### Exercise brief
Images appear in the records below; leave them out and repeat everything else exactly.

### Material provided
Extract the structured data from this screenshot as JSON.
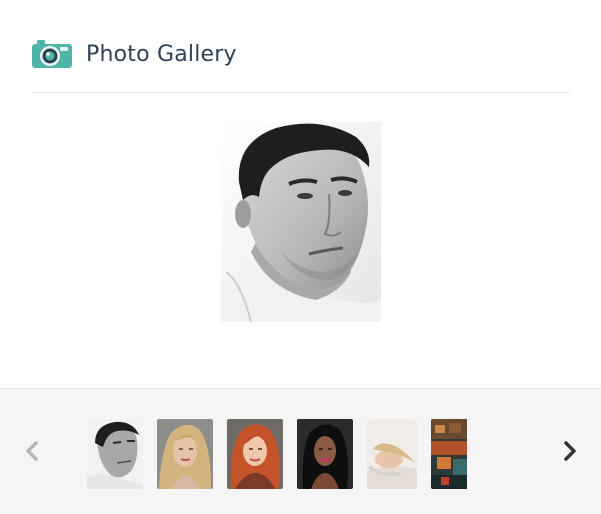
{
  "header": {
    "title": "Photo Gallery",
    "icon": "camera-icon"
  },
  "main_photo": {
    "subject": "man-portrait-bw",
    "index": 1
  },
  "strip": {
    "prev_icon": "chevron-left-icon",
    "next_icon": "chevron-right-icon",
    "thumbnails": [
      {
        "name": "man-portrait-bw"
      },
      {
        "name": "blonde-woman-portrait"
      },
      {
        "name": "redhead-woman-portrait"
      },
      {
        "name": "dark-haired-woman-portrait"
      },
      {
        "name": "woman-lying-white"
      },
      {
        "name": "colorful-partial-image"
      }
    ]
  },
  "colors": {
    "accent": "#4fb5a8",
    "title": "#2f4154",
    "strip_bg": "#f5f5f5",
    "arrow_inactive": "#b5b5b5",
    "arrow_active": "#333333"
  }
}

### Expected output
Extract the structured data from this screenshot as JSON.
{
  "header": {
    "title": "Photo Gallery",
    "icon": "camera-icon"
  },
  "main_photo": {
    "subject": "man-portrait-bw",
    "index": 1
  },
  "strip": {
    "prev_icon": "chevron-left-icon",
    "next_icon": "chevron-right-icon",
    "thumbnails": [
      {
        "name": "man-portrait-bw"
      },
      {
        "name": "blonde-woman-portrait"
      },
      {
        "name": "redhead-woman-portrait"
      },
      {
        "name": "dark-haired-woman-portrait"
      },
      {
        "name": "woman-lying-white"
      },
      {
        "name": "colorful-partial-image"
      }
    ]
  },
  "colors": {
    "accent": "#4fb5a8",
    "title": "#2f4154",
    "strip_bg": "#f5f5f5",
    "arrow_inactive": "#b5b5b5",
    "arrow_active": "#333333"
  }
}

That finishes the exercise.